= Written instruction =
Arrange the data from the line containing "x-tick-label: 600 <box>284 434 303 445</box>" through the line containing "legend-label: Q-LEARNING <box>464" as a Markdown table with the columns Row and Entry. Number each line in Row, put the line itself in Entry, and leave out any blank lines.

= Records shown =
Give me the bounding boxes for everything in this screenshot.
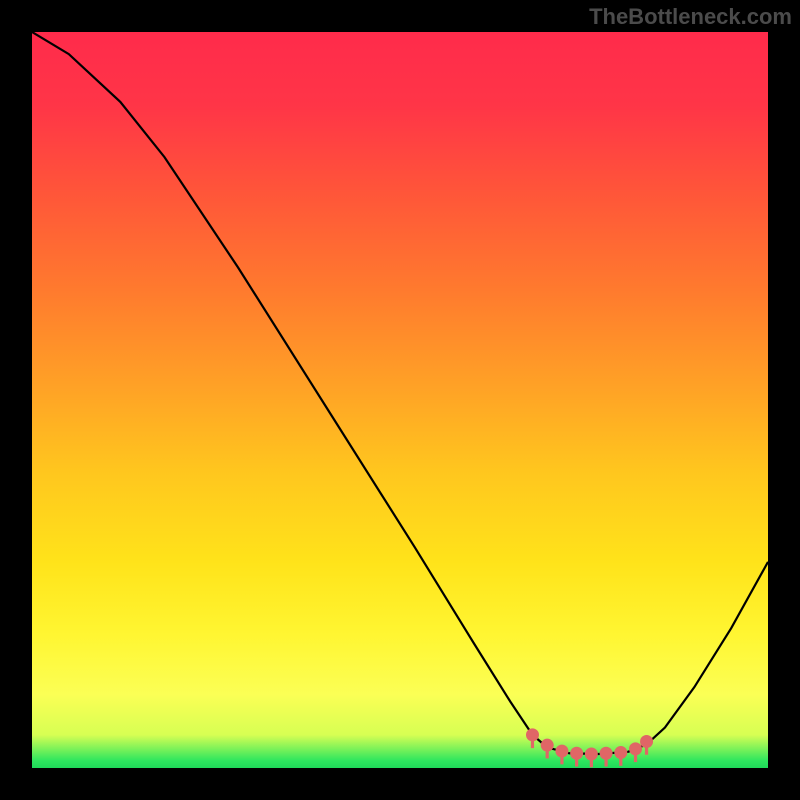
marker-dot — [541, 739, 554, 752]
marker-dot — [585, 748, 598, 761]
background-gradient — [32, 32, 768, 768]
marker-dot — [629, 742, 642, 755]
watermark-text: TheBottleneck.com — [589, 4, 792, 30]
marker-dot — [614, 746, 627, 759]
marker-dot — [570, 747, 583, 760]
marker-dot — [526, 728, 539, 741]
plot-area — [32, 32, 768, 768]
chart-container: TheBottleneck.com — [0, 0, 800, 800]
marker-dot — [640, 735, 653, 748]
chart-svg — [32, 32, 768, 768]
marker-dot — [600, 747, 613, 760]
marker-dot — [555, 745, 568, 758]
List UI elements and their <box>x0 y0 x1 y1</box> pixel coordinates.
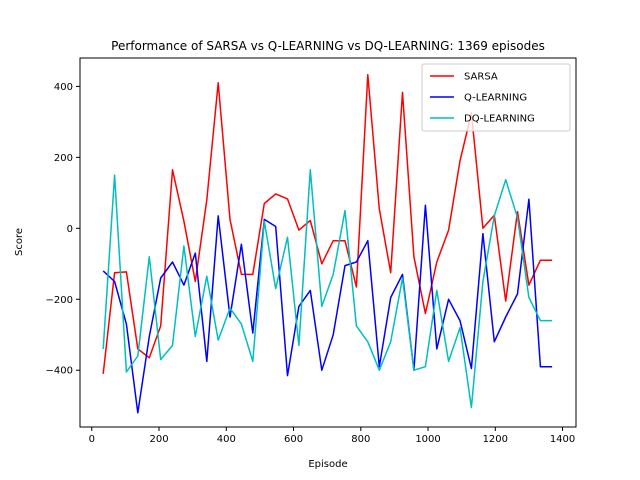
x-tick-label: 600 <box>284 434 303 445</box>
y-tick-label: −400 <box>46 366 73 377</box>
series-line-sarsa <box>102 73 553 374</box>
x-tick-label: 1000 <box>415 434 440 445</box>
series-line-q-learning <box>102 198 553 414</box>
x-tick-label: 800 <box>351 434 370 445</box>
y-tick-label: −200 <box>46 295 73 306</box>
axes-frame <box>79 57 577 428</box>
series-layer <box>102 73 553 414</box>
legend-label: SARSA <box>464 72 498 83</box>
legend-box <box>421 63 571 132</box>
series-line-dq-learning <box>102 169 553 409</box>
x-tick-label: 200 <box>149 434 168 445</box>
y-axis-label: Score <box>14 228 25 256</box>
x-tick-label: 400 <box>217 434 236 445</box>
x-tick-label: 1200 <box>483 434 508 445</box>
legend-label: Q-LEARNING <box>464 93 527 104</box>
y-tick-label: 400 <box>54 82 73 93</box>
legend-label: DQ-LEARNING <box>464 114 535 125</box>
y-tick-label: 0 <box>67 224 73 235</box>
x-ticks: 0 200 400 600 800 1000 1200 1400 <box>89 427 575 445</box>
x-axis-label: Episode <box>308 459 347 470</box>
legend: SARSA Q-LEARNING DQ-LEARNING <box>421 63 571 132</box>
y-tick-label: 200 <box>54 153 73 164</box>
chart-title: Performance of SARSA vs Q-LEARNING vs DQ… <box>111 39 545 53</box>
y-ticks: −400 −200 0 200 400 <box>46 82 80 377</box>
x-tick-label: 1400 <box>550 434 575 445</box>
x-tick-label: 0 <box>89 434 95 445</box>
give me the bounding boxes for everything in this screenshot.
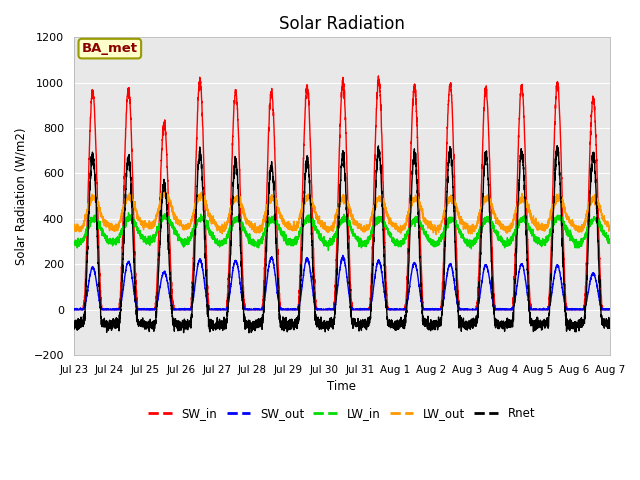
LW_in [606, 237, 614, 243]
Rnet [606, 318, 614, 324]
LW_out [462, 226, 470, 232]
SW_out [606, 306, 614, 312]
SW_out [462, 306, 470, 312]
SW_in [166, 245, 174, 251]
LW_out [166, 204, 174, 209]
Title: Solar Radiation: Solar Radiation [279, 15, 404, 33]
LW_in [493, 232, 500, 238]
Line: Rnet: Rnet [74, 146, 610, 333]
LW_out [322, 227, 330, 232]
X-axis label: Time: Time [327, 380, 356, 393]
Rnet [322, 323, 330, 328]
LW_in [322, 242, 330, 248]
LW_out [606, 227, 614, 232]
LW_in [166, 219, 174, 225]
LW_in [70, 240, 77, 245]
SW_in [606, 307, 614, 312]
Rnet [166, 277, 174, 283]
Rnet [554, 143, 561, 149]
LW_in [462, 237, 470, 243]
SW_out [322, 307, 330, 312]
Line: LW_in: LW_in [74, 213, 610, 251]
LW_out [161, 189, 169, 195]
LW_out [605, 223, 613, 229]
SW_in [322, 307, 330, 312]
LW_in [125, 210, 132, 216]
SW_out [339, 252, 347, 258]
SW_out [433, 307, 440, 312]
Rnet [245, 330, 253, 336]
SW_in [70, 307, 77, 312]
LW_out [433, 228, 440, 233]
LW_in [433, 243, 440, 249]
Line: SW_in: SW_in [74, 76, 610, 310]
Line: SW_out: SW_out [74, 255, 610, 310]
Rnet [433, 321, 440, 326]
SW_in [605, 307, 613, 312]
SW_out [605, 306, 613, 312]
SW_in [374, 73, 382, 79]
LW_in [605, 239, 613, 244]
SW_out [166, 295, 174, 300]
Rnet [492, 317, 500, 323]
SW_in [433, 307, 440, 312]
LW_out [493, 219, 500, 225]
Y-axis label: Solar Radiation (W/m2): Solar Radiation (W/m2) [15, 127, 28, 265]
SW_out [70, 307, 77, 312]
Rnet [462, 326, 470, 332]
LW_out [432, 231, 440, 237]
Text: BA_met: BA_met [82, 42, 138, 55]
Rnet [70, 320, 77, 326]
SW_out [492, 307, 500, 312]
LW_in [324, 248, 332, 253]
LW_out [70, 226, 77, 231]
SW_in [492, 307, 500, 312]
Legend: SW_in, SW_out, LW_in, LW_out, Rnet: SW_in, SW_out, LW_in, LW_out, Rnet [144, 402, 540, 425]
SW_in [462, 307, 470, 312]
Rnet [605, 322, 613, 328]
Line: LW_out: LW_out [74, 192, 610, 234]
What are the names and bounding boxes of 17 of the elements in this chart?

= Solution to this task =
| Row | Entry |
|---|---|
| 1 | x-tick-label: 600 <box>284 434 303 445</box> |
| 2 | y-tick-label: −400 <box>46 366 73 377</box> |
| 3 | series-line-sarsa <box>102 73 553 374</box> |
| 4 | x-tick-label: 1000 <box>415 434 440 445</box> |
| 5 | series-line-q-learning <box>102 198 553 414</box> |
| 6 | x-tick-label: 800 <box>351 434 370 445</box> |
| 7 | y-tick-label: −200 <box>46 295 73 306</box> |
| 8 | axes-frame <box>79 57 577 428</box> |
| 9 | series-layer <box>102 73 553 414</box> |
| 10 | legend-label: SARSA <box>464 72 498 83</box> |
| 11 | legend-box <box>421 63 571 132</box> |
| 12 | series-line-dq-learning <box>102 169 553 409</box> |
| 13 | x-tick-label: 200 <box>149 434 168 445</box> |
| 14 | y-axis-label: Score <box>14 228 25 256</box> |
| 15 | x-tick-label: 400 <box>217 434 236 445</box> |
| 16 | x-tick-label: 1200 <box>483 434 508 445</box> |
| 17 | legend-label: Q-LEARNING <box>464 93 527 104</box> |